• **Listed records**:
####

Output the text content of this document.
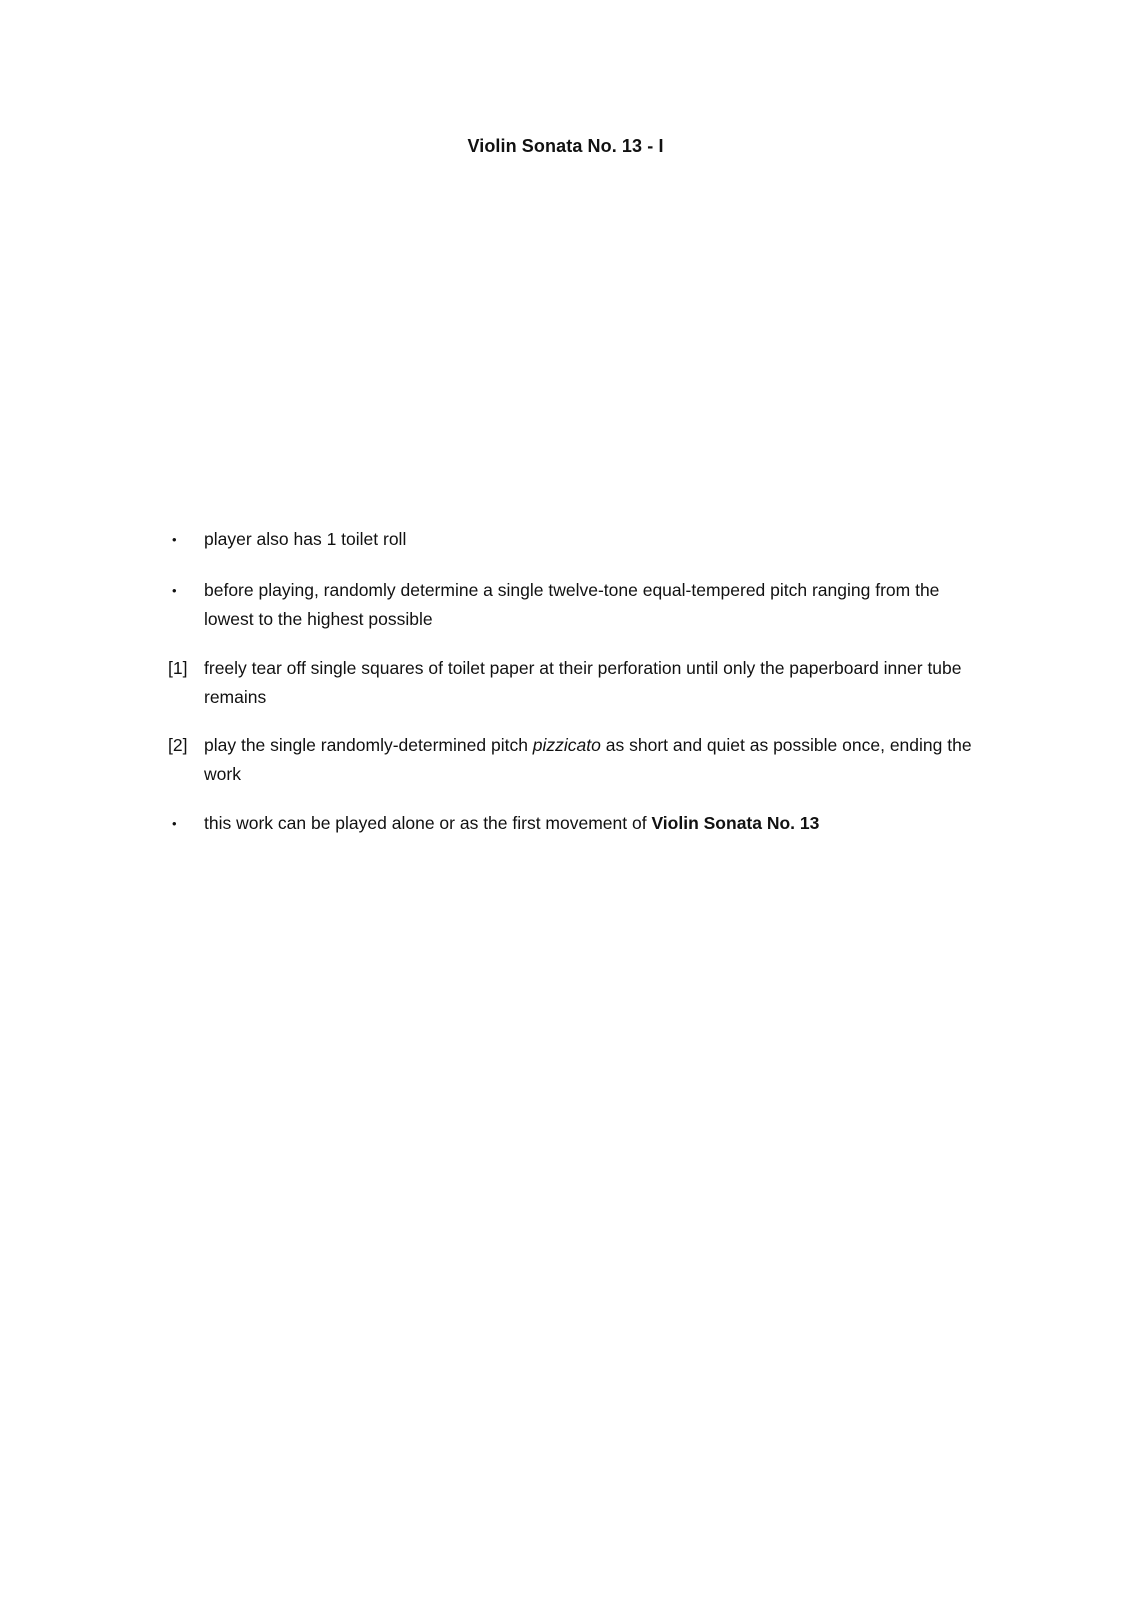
Violin Sonata No. 13 - I
•	player also has 1 toilet roll
•	before playing, randomly determine a single twelve-tone equal-tempered pitch ranging from the lowest to the highest possible
[1] freely tear off single squares of toilet paper at their perforation until only the paperboard inner tube remains
[2] play the single randomly-determined pitch pizzicato as short and quiet as possible once, ending the work
•	this work can be played alone or as the first movement of Violin Sonata No. 13
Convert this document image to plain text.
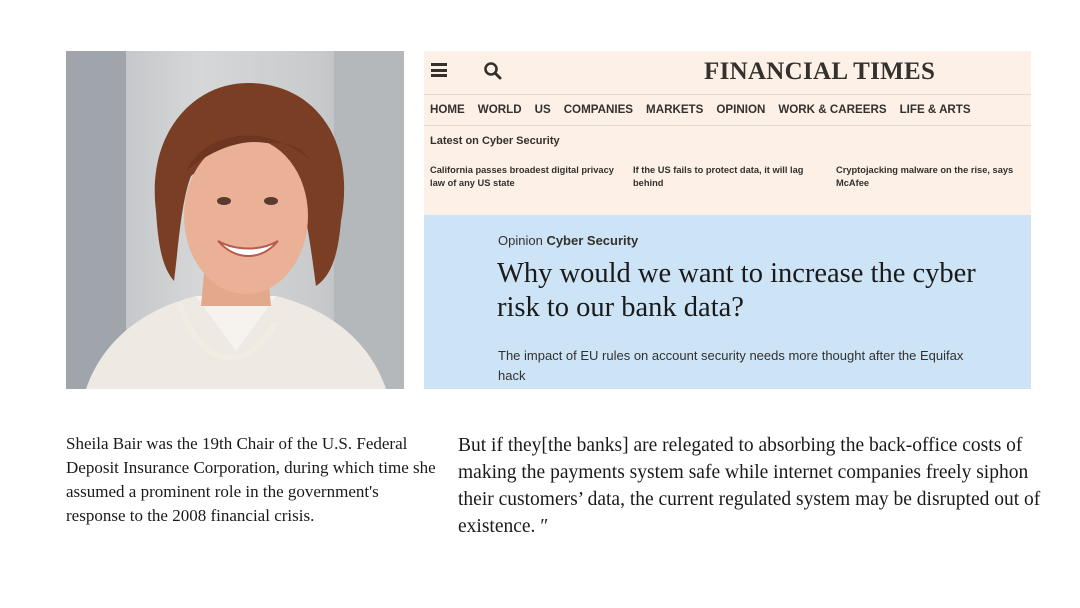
FINANCIAL TIMES
HOME WORLD US COMPANIES MARKETS OPINION WORK & CAREERS LIFE & ARTS
Latest on Cyber Security
California passes broadest digital privacy law of any US state
If the US fails to protect data, it will lag behind
Cryptojacking malware on the rise, says McAfee
Opinion Cyber Security
Why would we want to increase the cyber risk to our bank data?
The impact of EU rules on account security needs more thought after the Equifax hack
Sheila Bair was the 19th Chair of the U.S. Federal Deposit Insurance Corporation, during which time she assumed a prominent role in the government's response to the 2008 financial crisis.
But if they[the banks] are relegated to absorbing the back-office costs of making the payments system safe while internet companies freely siphon their customers’ data, the current regulated system may be disrupted out of existence. ″
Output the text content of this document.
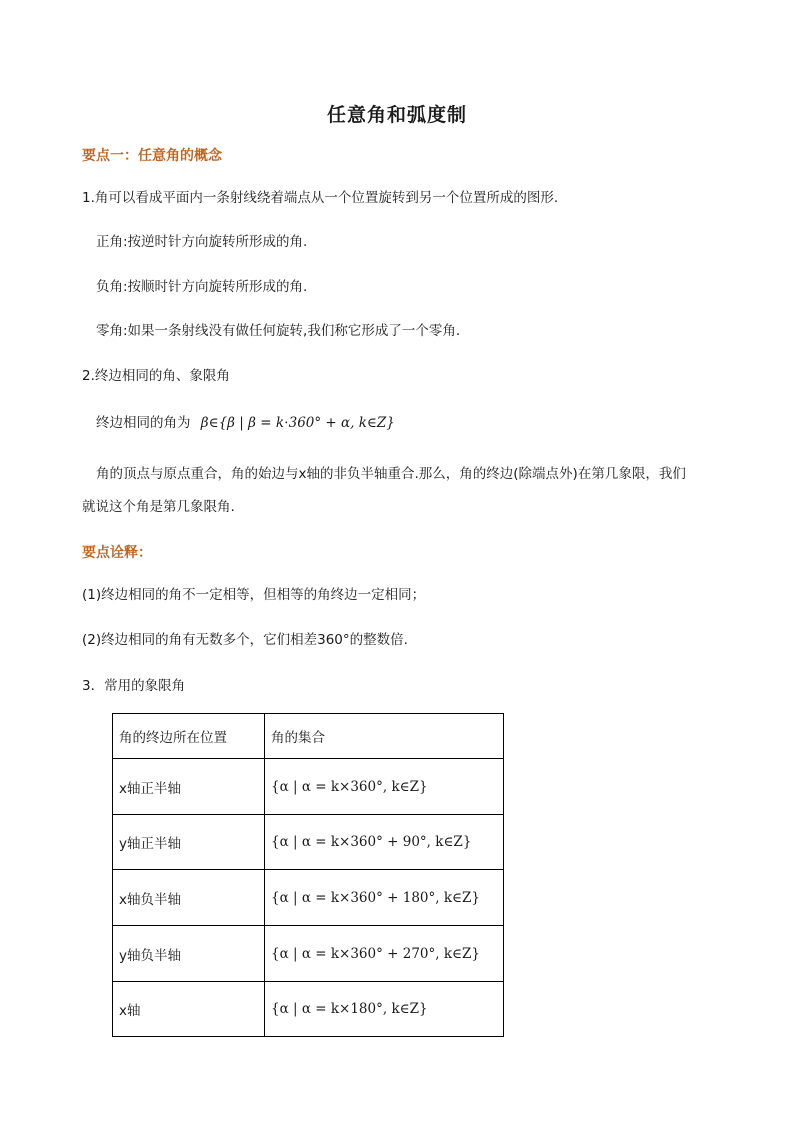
任意角和弧度制
要点一：任意角的概念
1.角可以看成平面内一条射线绕着端点从一个位置旋转到另一个位置所成的图形.
正角:按逆时针方向旋转所形成的角.
负角:按顺时针方向旋转所形成的角.
零角:如果一条射线没有做任何旋转,我们称它形成了一个零角.
2.终边相同的角、象限角
终边相同的角为 β∈{β | β = k⋅360° + α, k∈Z}
角的顶点与原点重合，角的始边与x轴的非负半轴重合.那么，角的终边(除端点外)在第几象限，我们
就说这个角是第几象限角.
要点诠释：
(1)终边相同的角不一定相等，但相等的角终边一定相同；
(2)终边相同的角有无数多个，它们相差360°的整数倍.
3．常用的象限角
角的终边所在位置	角的集合
x轴正半轴	{α | α = k×360°, k∈Z}
y轴正半轴	{α | α = k×360° + 90°, k∈Z}
x轴负半轴	{α | α = k×360° + 180°, k∈Z}
y轴负半轴	{α | α = k×360° + 270°, k∈Z}
x轴	{α | α = k×180°, k∈Z}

####

• **Problem details**:
Omit every image. Quote each record exactly.

• **Expected answer**:
Output the text content of this document.
Violin Sonata No. 13 - I
•	player also has 1 toilet roll
•	before playing, randomly determine a single twelve-tone equal-tempered pitch ranging from the lowest to the highest possible
[1] freely tear off single squares of toilet paper at their perforation until only the paperboard inner tube remains
[2] play the single randomly-determined pitch pizzicato as short and quiet as possible once, ending the work
•	this work can be played alone or as the first movement of Violin Sonata No. 13
Convert this document image to plain text.
FINANCIAL TIMES
HOME WORLD US COMPANIES MARKETS OPINION WORK & CAREERS LIFE & ARTS
Latest on Cyber Security
California passes broadest digital privacy law of any US state
If the US fails to protect data, it will lag behind
Cryptojacking malware on the rise, says McAfee
Opinion Cyber Security
Why would we want to increase the cyber risk to our bank data?
The impact of EU rules on account security needs more thought after the Equifax hack
Sheila Bair was the 19th Chair of the U.S. Federal Deposit Insurance Corporation, during which time she assumed a prominent role in the government's response to the 2008 financial crisis.
But if they[the banks] are relegated to absorbing the back-office costs of making the payments system safe while internet companies freely siphon their customers’ data, the current regulated system may be disrupted out of existence. ″
Output the text content of this document.
任意角和弧度制
要点一：任意角的概念
1.角可以看成平面内一条射线绕着端点从一个位置旋转到另一个位置所成的图形.
正角:按逆时针方向旋转所形成的角.
负角:按顺时针方向旋转所形成的角.
零角:如果一条射线没有做任何旋转,我们称它形成了一个零角.
2.终边相同的角、象限角
终边相同的角为 β∈{β | β = k⋅360° + α, k∈Z}
角的顶点与原点重合，角的始边与x轴的非负半轴重合.那么，角的终边(除端点外)在第几象限，我们
就说这个角是第几象限角.
要点诠释：
(1)终边相同的角不一定相等，但相等的角终边一定相同；
(2)终边相同的角有无数多个，它们相差360°的整数倍.
3．常用的象限角
角的终边所在位置	角的集合
x轴正半轴	{α | α = k×360°, k∈Z}
y轴正半轴	{α | α = k×360° + 90°, k∈Z}
x轴负半轴	{α | α = k×360° + 180°, k∈Z}
y轴负半轴	{α | α = k×360° + 270°, k∈Z}
x轴	{α | α = k×180°, k∈Z}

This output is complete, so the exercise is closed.